┌────────
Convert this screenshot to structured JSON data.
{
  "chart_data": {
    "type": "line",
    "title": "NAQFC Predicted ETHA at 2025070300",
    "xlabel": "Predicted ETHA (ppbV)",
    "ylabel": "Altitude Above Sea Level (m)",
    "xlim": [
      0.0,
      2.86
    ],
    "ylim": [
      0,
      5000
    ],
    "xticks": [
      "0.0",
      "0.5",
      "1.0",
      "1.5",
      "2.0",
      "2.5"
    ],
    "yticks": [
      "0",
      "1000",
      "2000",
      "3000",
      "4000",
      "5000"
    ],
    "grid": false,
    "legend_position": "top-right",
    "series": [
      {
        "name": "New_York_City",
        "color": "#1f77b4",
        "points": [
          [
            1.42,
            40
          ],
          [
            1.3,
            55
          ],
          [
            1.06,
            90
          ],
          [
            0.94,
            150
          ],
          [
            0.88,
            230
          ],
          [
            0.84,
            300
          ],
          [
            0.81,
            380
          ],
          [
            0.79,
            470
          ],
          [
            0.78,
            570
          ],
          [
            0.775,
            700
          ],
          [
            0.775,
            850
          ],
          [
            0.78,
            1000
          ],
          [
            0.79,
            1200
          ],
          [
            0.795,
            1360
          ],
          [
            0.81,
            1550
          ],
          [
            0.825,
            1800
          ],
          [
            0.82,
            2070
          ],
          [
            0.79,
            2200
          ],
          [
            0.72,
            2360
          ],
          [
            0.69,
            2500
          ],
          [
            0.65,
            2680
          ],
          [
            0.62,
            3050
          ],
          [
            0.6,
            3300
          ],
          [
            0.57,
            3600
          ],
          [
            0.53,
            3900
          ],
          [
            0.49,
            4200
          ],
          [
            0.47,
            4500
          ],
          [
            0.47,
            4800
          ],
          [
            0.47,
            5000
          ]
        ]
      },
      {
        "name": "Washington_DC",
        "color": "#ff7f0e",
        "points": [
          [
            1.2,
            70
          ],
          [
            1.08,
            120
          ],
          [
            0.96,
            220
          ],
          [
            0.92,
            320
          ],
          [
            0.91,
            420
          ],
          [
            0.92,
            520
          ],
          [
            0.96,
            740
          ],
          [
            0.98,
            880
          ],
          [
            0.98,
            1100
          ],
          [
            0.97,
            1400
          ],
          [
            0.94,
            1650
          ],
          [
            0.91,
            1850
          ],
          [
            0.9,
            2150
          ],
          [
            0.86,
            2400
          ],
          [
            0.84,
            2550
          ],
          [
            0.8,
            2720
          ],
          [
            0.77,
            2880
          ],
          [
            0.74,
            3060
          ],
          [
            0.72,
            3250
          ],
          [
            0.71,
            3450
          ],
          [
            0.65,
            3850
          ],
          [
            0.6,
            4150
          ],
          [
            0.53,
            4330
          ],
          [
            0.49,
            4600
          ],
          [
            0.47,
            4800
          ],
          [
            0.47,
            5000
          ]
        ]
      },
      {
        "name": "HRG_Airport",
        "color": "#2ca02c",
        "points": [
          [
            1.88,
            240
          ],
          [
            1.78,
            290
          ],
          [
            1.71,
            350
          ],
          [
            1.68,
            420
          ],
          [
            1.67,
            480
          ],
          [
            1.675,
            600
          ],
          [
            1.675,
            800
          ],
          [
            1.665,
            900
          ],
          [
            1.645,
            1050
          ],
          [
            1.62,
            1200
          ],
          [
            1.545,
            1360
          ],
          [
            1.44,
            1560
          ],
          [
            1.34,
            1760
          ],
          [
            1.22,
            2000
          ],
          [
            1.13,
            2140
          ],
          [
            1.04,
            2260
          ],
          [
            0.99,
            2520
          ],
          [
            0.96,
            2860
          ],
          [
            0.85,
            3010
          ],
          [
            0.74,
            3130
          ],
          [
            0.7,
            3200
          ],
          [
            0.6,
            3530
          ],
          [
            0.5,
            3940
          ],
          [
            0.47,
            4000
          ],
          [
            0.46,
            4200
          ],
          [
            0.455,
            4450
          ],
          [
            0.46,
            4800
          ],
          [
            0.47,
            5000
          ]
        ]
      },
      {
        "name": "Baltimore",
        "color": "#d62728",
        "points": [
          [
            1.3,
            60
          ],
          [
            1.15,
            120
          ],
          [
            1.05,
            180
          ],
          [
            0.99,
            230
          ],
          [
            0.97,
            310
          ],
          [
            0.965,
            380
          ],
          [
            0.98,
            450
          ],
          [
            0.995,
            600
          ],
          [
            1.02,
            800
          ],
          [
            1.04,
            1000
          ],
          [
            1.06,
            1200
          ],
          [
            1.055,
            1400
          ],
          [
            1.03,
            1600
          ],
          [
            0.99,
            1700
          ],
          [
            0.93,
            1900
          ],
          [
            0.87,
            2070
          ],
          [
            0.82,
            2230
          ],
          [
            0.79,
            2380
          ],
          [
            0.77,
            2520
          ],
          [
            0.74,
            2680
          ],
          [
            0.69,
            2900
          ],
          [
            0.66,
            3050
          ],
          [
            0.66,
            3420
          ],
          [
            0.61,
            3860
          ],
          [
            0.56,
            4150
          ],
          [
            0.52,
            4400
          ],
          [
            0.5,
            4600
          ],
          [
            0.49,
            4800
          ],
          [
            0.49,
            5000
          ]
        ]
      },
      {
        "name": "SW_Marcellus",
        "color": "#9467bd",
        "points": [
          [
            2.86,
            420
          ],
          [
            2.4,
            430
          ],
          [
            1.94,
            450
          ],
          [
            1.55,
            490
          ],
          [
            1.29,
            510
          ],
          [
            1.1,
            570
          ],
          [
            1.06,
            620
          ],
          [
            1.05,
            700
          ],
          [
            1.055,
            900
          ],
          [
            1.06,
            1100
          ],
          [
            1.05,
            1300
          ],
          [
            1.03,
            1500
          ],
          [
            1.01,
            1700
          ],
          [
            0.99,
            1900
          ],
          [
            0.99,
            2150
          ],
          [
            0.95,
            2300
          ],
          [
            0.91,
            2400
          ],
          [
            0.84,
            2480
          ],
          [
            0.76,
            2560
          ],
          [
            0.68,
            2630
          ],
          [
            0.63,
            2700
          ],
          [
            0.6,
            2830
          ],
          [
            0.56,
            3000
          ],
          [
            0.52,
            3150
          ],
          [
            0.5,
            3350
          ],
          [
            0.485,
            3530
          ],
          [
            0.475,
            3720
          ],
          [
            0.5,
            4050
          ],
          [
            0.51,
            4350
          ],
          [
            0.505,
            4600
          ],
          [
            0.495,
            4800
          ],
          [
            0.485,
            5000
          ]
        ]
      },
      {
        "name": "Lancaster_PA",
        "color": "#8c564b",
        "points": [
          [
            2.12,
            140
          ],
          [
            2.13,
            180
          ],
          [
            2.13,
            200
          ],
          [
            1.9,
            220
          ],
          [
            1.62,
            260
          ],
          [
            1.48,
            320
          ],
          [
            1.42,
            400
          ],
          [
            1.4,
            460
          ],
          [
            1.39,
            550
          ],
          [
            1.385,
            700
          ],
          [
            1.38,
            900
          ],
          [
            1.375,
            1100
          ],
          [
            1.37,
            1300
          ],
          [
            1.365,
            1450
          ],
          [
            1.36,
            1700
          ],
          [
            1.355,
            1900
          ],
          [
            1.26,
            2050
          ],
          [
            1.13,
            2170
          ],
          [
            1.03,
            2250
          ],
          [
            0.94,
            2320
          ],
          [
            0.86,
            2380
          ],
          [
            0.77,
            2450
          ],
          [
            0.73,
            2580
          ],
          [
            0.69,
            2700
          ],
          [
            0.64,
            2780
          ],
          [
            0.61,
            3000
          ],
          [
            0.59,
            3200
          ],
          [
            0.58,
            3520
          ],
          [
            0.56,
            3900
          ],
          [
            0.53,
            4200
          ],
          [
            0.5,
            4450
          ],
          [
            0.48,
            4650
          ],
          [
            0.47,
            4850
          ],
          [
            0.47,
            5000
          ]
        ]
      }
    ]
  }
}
└────────
**WORK INSTRUCTIONS**
Reply with one number only: how many lines of the listing hold "Predicted"?

**OUTPUT OF THE EXERCISE**
2